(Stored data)
"""

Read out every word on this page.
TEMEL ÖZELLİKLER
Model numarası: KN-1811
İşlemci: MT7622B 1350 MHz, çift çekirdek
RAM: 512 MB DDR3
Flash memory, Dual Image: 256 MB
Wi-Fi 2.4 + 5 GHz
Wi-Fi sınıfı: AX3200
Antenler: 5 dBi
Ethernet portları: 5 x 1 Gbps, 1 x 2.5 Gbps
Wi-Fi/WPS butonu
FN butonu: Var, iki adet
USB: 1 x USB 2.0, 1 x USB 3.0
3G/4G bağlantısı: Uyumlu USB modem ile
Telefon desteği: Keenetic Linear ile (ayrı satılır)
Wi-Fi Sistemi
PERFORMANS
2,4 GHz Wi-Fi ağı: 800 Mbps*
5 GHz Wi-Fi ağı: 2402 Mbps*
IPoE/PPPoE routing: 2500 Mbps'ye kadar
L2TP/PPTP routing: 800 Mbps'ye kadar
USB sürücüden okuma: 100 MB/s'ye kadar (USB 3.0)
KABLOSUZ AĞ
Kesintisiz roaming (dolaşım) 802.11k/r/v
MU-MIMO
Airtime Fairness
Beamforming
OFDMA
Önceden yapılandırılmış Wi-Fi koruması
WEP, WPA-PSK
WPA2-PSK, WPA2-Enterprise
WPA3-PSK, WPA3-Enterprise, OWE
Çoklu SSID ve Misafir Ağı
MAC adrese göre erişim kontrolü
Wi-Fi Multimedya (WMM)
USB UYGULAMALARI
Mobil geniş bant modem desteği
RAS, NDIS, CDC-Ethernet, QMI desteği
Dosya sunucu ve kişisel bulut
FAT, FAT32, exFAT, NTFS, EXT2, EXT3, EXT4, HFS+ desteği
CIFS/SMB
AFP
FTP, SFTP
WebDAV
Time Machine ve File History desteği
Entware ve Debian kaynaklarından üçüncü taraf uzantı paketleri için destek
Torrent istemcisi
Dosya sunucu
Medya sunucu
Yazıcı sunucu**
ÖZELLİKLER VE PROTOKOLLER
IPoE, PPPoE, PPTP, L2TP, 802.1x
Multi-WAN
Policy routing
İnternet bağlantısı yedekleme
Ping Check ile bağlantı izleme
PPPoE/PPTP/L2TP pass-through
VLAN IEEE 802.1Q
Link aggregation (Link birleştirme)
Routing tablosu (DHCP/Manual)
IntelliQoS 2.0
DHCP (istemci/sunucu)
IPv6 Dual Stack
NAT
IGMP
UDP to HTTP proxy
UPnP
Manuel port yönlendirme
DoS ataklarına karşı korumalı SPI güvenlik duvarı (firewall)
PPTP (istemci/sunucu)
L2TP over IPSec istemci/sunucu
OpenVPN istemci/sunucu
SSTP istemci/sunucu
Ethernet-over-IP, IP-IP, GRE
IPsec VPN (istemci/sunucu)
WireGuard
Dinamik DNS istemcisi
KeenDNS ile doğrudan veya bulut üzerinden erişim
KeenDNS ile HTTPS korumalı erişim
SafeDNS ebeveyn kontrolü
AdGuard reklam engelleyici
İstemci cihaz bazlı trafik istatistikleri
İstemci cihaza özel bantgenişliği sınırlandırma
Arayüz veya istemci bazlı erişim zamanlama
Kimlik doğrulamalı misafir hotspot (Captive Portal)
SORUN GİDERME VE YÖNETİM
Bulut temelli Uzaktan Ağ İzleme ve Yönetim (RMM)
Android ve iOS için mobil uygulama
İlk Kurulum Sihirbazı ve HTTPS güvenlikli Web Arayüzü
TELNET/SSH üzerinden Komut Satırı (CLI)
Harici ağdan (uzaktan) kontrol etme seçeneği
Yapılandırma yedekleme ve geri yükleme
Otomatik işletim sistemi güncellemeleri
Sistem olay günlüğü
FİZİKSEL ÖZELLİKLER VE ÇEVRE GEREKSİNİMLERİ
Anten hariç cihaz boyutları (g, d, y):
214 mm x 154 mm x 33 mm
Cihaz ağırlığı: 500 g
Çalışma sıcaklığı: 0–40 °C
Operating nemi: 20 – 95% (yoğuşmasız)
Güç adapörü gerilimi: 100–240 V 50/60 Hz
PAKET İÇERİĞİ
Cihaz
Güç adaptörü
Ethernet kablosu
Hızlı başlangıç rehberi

"""

AIM.
Reproduce the data in its entirety, matching each character.

ANSWER FOR THIS EXERCISE.
Read out every word on this page.
TEMEL ÖZELLİKLER
Model numarası: KN-1811
İşlemci: MT7622B 1350 MHz, çift çekirdek
RAM: 512 MB DDR3
Flash memory, Dual Image: 256 MB
Wi-Fi 2.4 + 5 GHz
Wi-Fi sınıfı: AX3200
Antenler: 5 dBi
Ethernet portları: 5 x 1 Gbps, 1 x 2.5 Gbps
Wi-Fi/WPS butonu
FN butonu: Var, iki adet
USB: 1 x USB 2.0, 1 x USB 3.0
3G/4G bağlantısı: Uyumlu USB modem ile
Telefon desteği: Keenetic Linear ile (ayrı satılır)
Wi-Fi Sistemi
PERFORMANS
2,4 GHz Wi-Fi ağı: 800 Mbps*
5 GHz Wi-Fi ağı: 2402 Mbps*
IPoE/PPPoE routing: 2500 Mbps'ye kadar
L2TP/PPTP routing: 800 Mbps'ye kadar
USB sürücüden okuma: 100 MB/s'ye kadar (USB 3.0)
KABLOSUZ AĞ
Kesintisiz roaming (dolaşım) 802.11k/r/v
MU-MIMO
Airtime Fairness
Beamforming
OFDMA
Önceden yapılandırılmış Wi-Fi koruması
WEP, WPA-PSK
WPA2-PSK, WPA2-Enterprise
WPA3-PSK, WPA3-Enterprise, OWE
Çoklu SSID ve Misafir Ağı
MAC adrese göre erişim kontrolü
Wi-Fi Multimedya (WMM)
USB UYGULAMALARI
Mobil geniş bant modem desteği
RAS, NDIS, CDC-Ethernet, QMI desteği
Dosya sunucu ve kişisel bulut
FAT, FAT32, exFAT, NTFS, EXT2, EXT3, EXT4, HFS+ desteği
CIFS/SMB
AFP
FTP, SFTP
WebDAV
Time Machine ve File History desteği
Entware ve Debian kaynaklarından üçüncü taraf uzantı paketleri için destek
Torrent istemcisi
Dosya sunucu
Medya sunucu
Yazıcı sunucu**
ÖZELLİKLER VE PROTOKOLLER
IPoE, PPPoE, PPTP, L2TP, 802.1x
Multi-WAN
Policy routing
İnternet bağlantısı yedekleme
Ping Check ile bağlantı izleme
PPPoE/PPTP/L2TP pass-through
VLAN IEEE 802.1Q
Link aggregation (Link birleştirme)
Routing tablosu (DHCP/Manual)
IntelliQoS 2.0
DHCP (istemci/sunucu)
IPv6 Dual Stack
NAT
IGMP
UDP to HTTP proxy
UPnP
Manuel port yönlendirme
DoS ataklarına karşı korumalı SPI güvenlik duvarı (firewall)
PPTP (istemci/sunucu)
L2TP over IPSec istemci/sunucu
OpenVPN istemci/sunucu
SSTP istemci/sunucu
Ethernet-over-IP, IP-IP, GRE
IPsec VPN (istemci/sunucu)
WireGuard
Dinamik DNS istemcisi
KeenDNS ile doğrudan veya bulut üzerinden erişim
KeenDNS ile HTTPS korumalı erişim
SafeDNS ebeveyn kontrolü
AdGuard reklam engelleyici
İstemci cihaz bazlı trafik istatistikleri
İstemci cihaza özel bantgenişliği sınırlandırma
Arayüz veya istemci bazlı erişim zamanlama
Kimlik doğrulamalı misafir hotspot (Captive Portal)
SORUN GİDERME VE YÖNETİM
Bulut temelli Uzaktan Ağ İzleme ve Yönetim (RMM)
Android ve iOS için mobil uygulama
İlk Kurulum Sihirbazı ve HTTPS güvenlikli Web Arayüzü
TELNET/SSH üzerinden Komut Satırı (CLI)
Harici ağdan (uzaktan) kontrol etme seçeneği
Yapılandırma yedekleme ve geri yükleme
Otomatik işletim sistemi güncellemeleri
Sistem olay günlüğü
FİZİKSEL ÖZELLİKLER VE ÇEVRE GEREKSİNİMLERİ
Anten hariç cihaz boyutları (g, d, y):
214 mm x 154 mm x 33 mm
Cihaz ağırlığı: 500 g
Çalışma sıcaklığı: 0–40 °C
Operating nemi: 20 – 95% (yoğuşmasız)
Güç adapörü gerilimi: 100–240 V 50/60 Hz
PAKET İÇERİĞİ
Cihaz
Güç adaptörü
Ethernet kablosu
Hızlı başlangıç rehberi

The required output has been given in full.